**Excerpted data**
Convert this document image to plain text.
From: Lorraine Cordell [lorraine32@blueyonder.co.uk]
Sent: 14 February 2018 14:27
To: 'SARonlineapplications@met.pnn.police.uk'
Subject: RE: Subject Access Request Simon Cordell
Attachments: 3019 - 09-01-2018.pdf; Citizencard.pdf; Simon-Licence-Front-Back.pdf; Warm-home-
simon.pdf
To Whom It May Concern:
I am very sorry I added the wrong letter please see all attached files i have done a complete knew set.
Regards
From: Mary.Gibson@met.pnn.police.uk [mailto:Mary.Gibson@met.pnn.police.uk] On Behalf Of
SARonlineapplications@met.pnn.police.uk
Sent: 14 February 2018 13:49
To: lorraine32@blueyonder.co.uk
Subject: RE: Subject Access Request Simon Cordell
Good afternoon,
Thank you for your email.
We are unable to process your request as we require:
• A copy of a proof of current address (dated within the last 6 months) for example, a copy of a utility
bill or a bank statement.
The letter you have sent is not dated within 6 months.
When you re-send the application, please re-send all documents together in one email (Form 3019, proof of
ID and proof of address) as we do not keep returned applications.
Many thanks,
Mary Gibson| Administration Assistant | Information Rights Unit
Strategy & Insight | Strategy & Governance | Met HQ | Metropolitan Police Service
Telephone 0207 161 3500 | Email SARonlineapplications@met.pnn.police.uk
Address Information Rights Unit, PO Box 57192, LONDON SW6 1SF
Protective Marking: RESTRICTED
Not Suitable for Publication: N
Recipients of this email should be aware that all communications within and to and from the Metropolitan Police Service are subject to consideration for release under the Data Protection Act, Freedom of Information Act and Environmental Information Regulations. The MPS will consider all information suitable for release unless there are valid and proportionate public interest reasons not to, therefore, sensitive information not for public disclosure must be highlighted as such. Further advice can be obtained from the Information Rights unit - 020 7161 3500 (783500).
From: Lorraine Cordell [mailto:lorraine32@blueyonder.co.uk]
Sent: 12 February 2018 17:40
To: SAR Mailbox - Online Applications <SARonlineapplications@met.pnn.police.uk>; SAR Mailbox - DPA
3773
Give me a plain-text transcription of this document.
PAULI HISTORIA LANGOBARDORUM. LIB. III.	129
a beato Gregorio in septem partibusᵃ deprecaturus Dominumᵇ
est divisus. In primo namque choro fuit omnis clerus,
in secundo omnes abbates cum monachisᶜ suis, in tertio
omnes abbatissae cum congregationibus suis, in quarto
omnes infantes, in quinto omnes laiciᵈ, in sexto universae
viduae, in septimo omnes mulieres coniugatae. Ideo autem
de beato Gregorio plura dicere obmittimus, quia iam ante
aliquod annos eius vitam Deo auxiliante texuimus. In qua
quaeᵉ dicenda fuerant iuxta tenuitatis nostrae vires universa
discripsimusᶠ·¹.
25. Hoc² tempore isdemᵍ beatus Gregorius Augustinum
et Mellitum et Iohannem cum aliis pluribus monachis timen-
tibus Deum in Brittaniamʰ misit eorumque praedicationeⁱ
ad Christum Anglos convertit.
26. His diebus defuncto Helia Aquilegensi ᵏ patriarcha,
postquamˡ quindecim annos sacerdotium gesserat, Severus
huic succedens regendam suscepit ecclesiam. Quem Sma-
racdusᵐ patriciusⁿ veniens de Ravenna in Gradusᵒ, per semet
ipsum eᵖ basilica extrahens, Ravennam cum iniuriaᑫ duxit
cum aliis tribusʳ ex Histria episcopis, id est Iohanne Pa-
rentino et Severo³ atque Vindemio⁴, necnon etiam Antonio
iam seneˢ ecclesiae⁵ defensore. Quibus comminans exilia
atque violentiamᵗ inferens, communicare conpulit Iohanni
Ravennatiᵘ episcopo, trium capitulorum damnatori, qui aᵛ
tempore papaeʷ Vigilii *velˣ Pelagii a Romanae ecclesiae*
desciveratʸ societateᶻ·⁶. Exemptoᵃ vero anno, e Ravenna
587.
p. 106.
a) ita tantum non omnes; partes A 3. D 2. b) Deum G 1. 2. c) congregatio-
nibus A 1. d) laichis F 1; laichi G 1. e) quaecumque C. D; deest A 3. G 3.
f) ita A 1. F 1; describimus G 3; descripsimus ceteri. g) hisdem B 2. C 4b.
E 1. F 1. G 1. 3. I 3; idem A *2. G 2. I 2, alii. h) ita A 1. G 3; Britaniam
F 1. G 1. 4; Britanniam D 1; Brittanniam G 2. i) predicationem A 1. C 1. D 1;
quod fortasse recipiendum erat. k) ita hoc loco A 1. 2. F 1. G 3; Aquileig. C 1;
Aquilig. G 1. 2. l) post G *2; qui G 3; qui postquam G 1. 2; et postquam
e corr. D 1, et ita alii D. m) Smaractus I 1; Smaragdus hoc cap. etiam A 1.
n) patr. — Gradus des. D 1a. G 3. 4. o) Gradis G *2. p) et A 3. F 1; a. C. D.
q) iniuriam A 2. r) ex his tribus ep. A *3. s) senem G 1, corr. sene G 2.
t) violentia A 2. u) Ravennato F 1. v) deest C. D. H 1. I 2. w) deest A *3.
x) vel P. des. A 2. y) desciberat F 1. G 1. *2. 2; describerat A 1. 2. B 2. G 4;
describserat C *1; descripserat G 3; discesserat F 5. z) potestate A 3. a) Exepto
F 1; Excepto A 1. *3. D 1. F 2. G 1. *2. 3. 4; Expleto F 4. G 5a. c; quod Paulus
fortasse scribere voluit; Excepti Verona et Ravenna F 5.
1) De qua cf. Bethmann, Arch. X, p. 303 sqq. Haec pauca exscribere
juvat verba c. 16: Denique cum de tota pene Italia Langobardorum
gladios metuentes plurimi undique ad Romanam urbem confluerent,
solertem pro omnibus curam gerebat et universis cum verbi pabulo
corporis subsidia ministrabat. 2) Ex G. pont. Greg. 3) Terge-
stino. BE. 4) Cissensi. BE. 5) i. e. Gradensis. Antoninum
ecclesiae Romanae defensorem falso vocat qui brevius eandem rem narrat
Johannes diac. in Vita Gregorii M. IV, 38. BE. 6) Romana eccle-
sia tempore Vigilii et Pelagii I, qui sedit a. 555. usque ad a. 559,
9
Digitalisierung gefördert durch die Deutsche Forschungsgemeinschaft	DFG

**Exercise aim**
Quote each line of the listing above exactly.

**Response to this task**
Convert this document image to plain text.
From: Lorraine Cordell [lorraine32@blueyonder.co.uk]
Sent: 14 February 2018 14:27
To: 'SARonlineapplications@met.pnn.police.uk'
Subject: RE: Subject Access Request Simon Cordell
Attachments: 3019 - 09-01-2018.pdf; Citizencard.pdf; Simon-Licence-Front-Back.pdf; Warm-home-
simon.pdf
To Whom It May Concern:
I am very sorry I added the wrong letter please see all attached files i have done a complete knew set.
Regards
From: Mary.Gibson@met.pnn.police.uk [mailto:Mary.Gibson@met.pnn.police.uk] On Behalf Of
SARonlineapplications@met.pnn.police.uk
Sent: 14 February 2018 13:49
To: lorraine32@blueyonder.co.uk
Subject: RE: Subject Access Request Simon Cordell
Good afternoon,
Thank you for your email.
We are unable to process your request as we require:
• A copy of a proof of current address (dated within the last 6 months) for example, a copy of a utility
bill or a bank statement.
The letter you have sent is not dated within 6 months.
When you re-send the application, please re-send all documents together in one email (Form 3019, proof of
ID and proof of address) as we do not keep returned applications.
Many thanks,
Mary Gibson| Administration Assistant | Information Rights Unit
Strategy & Insight | Strategy & Governance | Met HQ | Metropolitan Police Service
Telephone 0207 161 3500 | Email SARonlineapplications@met.pnn.police.uk
Address Information Rights Unit, PO Box 57192, LONDON SW6 1SF
Protective Marking: RESTRICTED
Not Suitable for Publication: N
Recipients of this email should be aware that all communications within and to and from the Metropolitan Police Service are subject to consideration for release under the Data Protection Act, Freedom of Information Act and Environmental Information Regulations. The MPS will consider all information suitable for release unless there are valid and proportionate public interest reasons not to, therefore, sensitive information not for public disclosure must be highlighted as such. Further advice can be obtained from the Information Rights unit - 020 7161 3500 (783500).
From: Lorraine Cordell [mailto:lorraine32@blueyonder.co.uk]
Sent: 12 February 2018 17:40
To: SAR Mailbox - Online Applications <SARonlineapplications@met.pnn.police.uk>; SAR Mailbox - DPA
3773
Give me a plain-text transcription of this document.
PAULI HISTORIA LANGOBARDORUM. LIB. III.	129
a beato Gregorio in septem partibusᵃ deprecaturus Dominumᵇ
est divisus. In primo namque choro fuit omnis clerus,
in secundo omnes abbates cum monachisᶜ suis, in tertio
omnes abbatissae cum congregationibus suis, in quarto
omnes infantes, in quinto omnes laiciᵈ, in sexto universae
viduae, in septimo omnes mulieres coniugatae. Ideo autem
de beato Gregorio plura dicere obmittimus, quia iam ante
aliquod annos eius vitam Deo auxiliante texuimus. In qua
quaeᵉ dicenda fuerant iuxta tenuitatis nostrae vires universa
discripsimusᶠ·¹.
25. Hoc² tempore isdemᵍ beatus Gregorius Augustinum
et Mellitum et Iohannem cum aliis pluribus monachis timen-
tibus Deum in Brittaniamʰ misit eorumque praedicationeⁱ
ad Christum Anglos convertit.
26. His diebus defuncto Helia Aquilegensi ᵏ patriarcha,
postquamˡ quindecim annos sacerdotium gesserat, Severus
huic succedens regendam suscepit ecclesiam. Quem Sma-
racdusᵐ patriciusⁿ veniens de Ravenna in Gradusᵒ, per semet
ipsum eᵖ basilica extrahens, Ravennam cum iniuriaᑫ duxit
cum aliis tribusʳ ex Histria episcopis, id est Iohanne Pa-
rentino et Severo³ atque Vindemio⁴, necnon etiam Antonio
iam seneˢ ecclesiae⁵ defensore. Quibus comminans exilia
atque violentiamᵗ inferens, communicare conpulit Iohanni
Ravennatiᵘ episcopo, trium capitulorum damnatori, qui aᵛ
tempore papaeʷ Vigilii *velˣ Pelagii a Romanae ecclesiae*
desciveratʸ societateᶻ·⁶. Exemptoᵃ vero anno, e Ravenna
587.
p. 106.
a) ita tantum non omnes; partes A 3. D 2. b) Deum G 1. 2. c) congregatio-
nibus A 1. d) laichis F 1; laichi G 1. e) quaecumque C. D; deest A 3. G 3.
f) ita A 1. F 1; describimus G 3; descripsimus ceteri. g) hisdem B 2. C 4b.
E 1. F 1. G 1. 3. I 3; idem A *2. G 2. I 2, alii. h) ita A 1. G 3; Britaniam
F 1. G 1. 4; Britanniam D 1; Brittanniam G 2. i) predicationem A 1. C 1. D 1;
quod fortasse recipiendum erat. k) ita hoc loco A 1. 2. F 1. G 3; Aquileig. C 1;
Aquilig. G 1. 2. l) post G *2; qui G 3; qui postquam G 1. 2; et postquam
e corr. D 1, et ita alii D. m) Smaractus I 1; Smaragdus hoc cap. etiam A 1.
n) patr. — Gradus des. D 1a. G 3. 4. o) Gradis G *2. p) et A 3. F 1; a. C. D.
q) iniuriam A 2. r) ex his tribus ep. A *3. s) senem G 1, corr. sene G 2.
t) violentia A 2. u) Ravennato F 1. v) deest C. D. H 1. I 2. w) deest A *3.
x) vel P. des. A 2. y) desciberat F 1. G 1. *2. 2; describerat A 1. 2. B 2. G 4;
describserat C *1; descripserat G 3; discesserat F 5. z) potestate A 3. a) Exepto
F 1; Excepto A 1. *3. D 1. F 2. G 1. *2. 3. 4; Expleto F 4. G 5a. c; quod Paulus
fortasse scribere voluit; Excepti Verona et Ravenna F 5.
1) De qua cf. Bethmann, Arch. X, p. 303 sqq. Haec pauca exscribere
juvat verba c. 16: Denique cum de tota pene Italia Langobardorum
gladios metuentes plurimi undique ad Romanam urbem confluerent,
solertem pro omnibus curam gerebat et universis cum verbi pabulo
corporis subsidia ministrabat. 2) Ex G. pont. Greg. 3) Terge-
stino. BE. 4) Cissensi. BE. 5) i. e. Gradensis. Antoninum
ecclesiae Romanae defensorem falso vocat qui brevius eandem rem narrat
Johannes diac. in Vita Gregorii M. IV, 38. BE. 6) Romana eccle-
sia tempore Vigilii et Pelagii I, qui sedit a. 555. usque ad a. 559,
9
Digitalisierung gefördert durch die Deutsche Forschungsgemeinschaft	DFG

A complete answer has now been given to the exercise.